Brief:
Your task is to print every entry below exactly as given.

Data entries
-.-.-

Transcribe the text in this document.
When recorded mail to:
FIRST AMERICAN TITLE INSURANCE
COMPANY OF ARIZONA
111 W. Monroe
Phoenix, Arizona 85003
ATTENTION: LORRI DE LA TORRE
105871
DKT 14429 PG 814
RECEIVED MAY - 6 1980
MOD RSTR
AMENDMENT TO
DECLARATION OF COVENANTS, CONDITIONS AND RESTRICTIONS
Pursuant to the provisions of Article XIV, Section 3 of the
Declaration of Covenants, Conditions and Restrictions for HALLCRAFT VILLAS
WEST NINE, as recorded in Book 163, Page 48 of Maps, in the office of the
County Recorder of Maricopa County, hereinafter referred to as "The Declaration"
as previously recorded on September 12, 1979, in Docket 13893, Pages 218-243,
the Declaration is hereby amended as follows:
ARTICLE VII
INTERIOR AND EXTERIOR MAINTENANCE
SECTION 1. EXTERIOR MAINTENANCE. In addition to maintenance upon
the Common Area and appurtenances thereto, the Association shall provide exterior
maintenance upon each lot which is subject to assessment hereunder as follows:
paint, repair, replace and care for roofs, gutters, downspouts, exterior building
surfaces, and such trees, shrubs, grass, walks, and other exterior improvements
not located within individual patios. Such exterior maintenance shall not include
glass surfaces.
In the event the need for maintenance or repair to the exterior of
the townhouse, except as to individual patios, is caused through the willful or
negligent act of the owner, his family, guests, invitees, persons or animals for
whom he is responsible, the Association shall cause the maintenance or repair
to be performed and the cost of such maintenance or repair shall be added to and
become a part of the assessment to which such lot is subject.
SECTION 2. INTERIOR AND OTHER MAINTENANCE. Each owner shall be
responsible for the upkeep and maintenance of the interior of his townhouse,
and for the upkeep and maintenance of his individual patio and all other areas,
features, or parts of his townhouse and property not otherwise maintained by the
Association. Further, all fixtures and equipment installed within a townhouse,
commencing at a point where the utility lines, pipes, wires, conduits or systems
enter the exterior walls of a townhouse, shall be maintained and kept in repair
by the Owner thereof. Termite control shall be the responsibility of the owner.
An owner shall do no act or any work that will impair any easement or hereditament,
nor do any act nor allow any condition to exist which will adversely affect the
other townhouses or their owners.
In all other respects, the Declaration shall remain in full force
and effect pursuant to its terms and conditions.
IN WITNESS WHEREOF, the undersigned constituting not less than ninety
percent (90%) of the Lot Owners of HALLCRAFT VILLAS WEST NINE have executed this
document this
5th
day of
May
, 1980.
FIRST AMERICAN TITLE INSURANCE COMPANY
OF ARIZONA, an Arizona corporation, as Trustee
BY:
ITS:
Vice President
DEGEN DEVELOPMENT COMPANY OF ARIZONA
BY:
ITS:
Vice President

-.-.-

Correct answer:
Transcribe the text in this document.
When recorded mail to:
FIRST AMERICAN TITLE INSURANCE
COMPANY OF ARIZONA
111 W. Monroe
Phoenix, Arizona 85003
ATTENTION: LORRI DE LA TORRE
105871
DKT 14429 PG 814
RECEIVED MAY - 6 1980
MOD RSTR
AMENDMENT TO
DECLARATION OF COVENANTS, CONDITIONS AND RESTRICTIONS
Pursuant to the provisions of Article XIV, Section 3 of the
Declaration of Covenants, Conditions and Restrictions for HALLCRAFT VILLAS
WEST NINE, as recorded in Book 163, Page 48 of Maps, in the office of the
County Recorder of Maricopa County, hereinafter referred to as "The Declaration"
as previously recorded on September 12, 1979, in Docket 13893, Pages 218-243,
the Declaration is hereby amended as follows:
ARTICLE VII
INTERIOR AND EXTERIOR MAINTENANCE
SECTION 1. EXTERIOR MAINTENANCE. In addition to maintenance upon
the Common Area and appurtenances thereto, the Association shall provide exterior
maintenance upon each lot which is subject to assessment hereunder as follows:
paint, repair, replace and care for roofs, gutters, downspouts, exterior building
surfaces, and such trees, shrubs, grass, walks, and other exterior improvements
not located within individual patios. Such exterior maintenance shall not include
glass surfaces.
In the event the need for maintenance or repair to the exterior of
the townhouse, except as to individual patios, is caused through the willful or
negligent act of the owner, his family, guests, invitees, persons or animals for
whom he is responsible, the Association shall cause the maintenance or repair
to be performed and the cost of such maintenance or repair shall be added to and
become a part of the assessment to which such lot is subject.
SECTION 2. INTERIOR AND OTHER MAINTENANCE. Each owner shall be
responsible for the upkeep and maintenance of the interior of his townhouse,
and for the upkeep and maintenance of his individual patio and all other areas,
features, or parts of his townhouse and property not otherwise maintained by the
Association. Further, all fixtures and equipment installed within a townhouse,
commencing at a point where the utility lines, pipes, wires, conduits or systems
enter the exterior walls of a townhouse, shall be maintained and kept in repair
by the Owner thereof. Termite control shall be the responsibility of the owner.
An owner shall do no act or any work that will impair any easement or hereditament,
nor do any act nor allow any condition to exist which will adversely affect the
other townhouses or their owners.
In all other respects, the Declaration shall remain in full force
and effect pursuant to its terms and conditions.
IN WITNESS WHEREOF, the undersigned constituting not less than ninety
percent (90%) of the Lot Owners of HALLCRAFT VILLAS WEST NINE have executed this
document this
5th
day of
May
, 1980.
FIRST AMERICAN TITLE INSURANCE COMPANY
OF ARIZONA, an Arizona corporation, as Trustee
BY:
ITS:
Vice President
DEGEN DEVELOPMENT COMPANY OF ARIZONA
BY:
ITS:
Vice President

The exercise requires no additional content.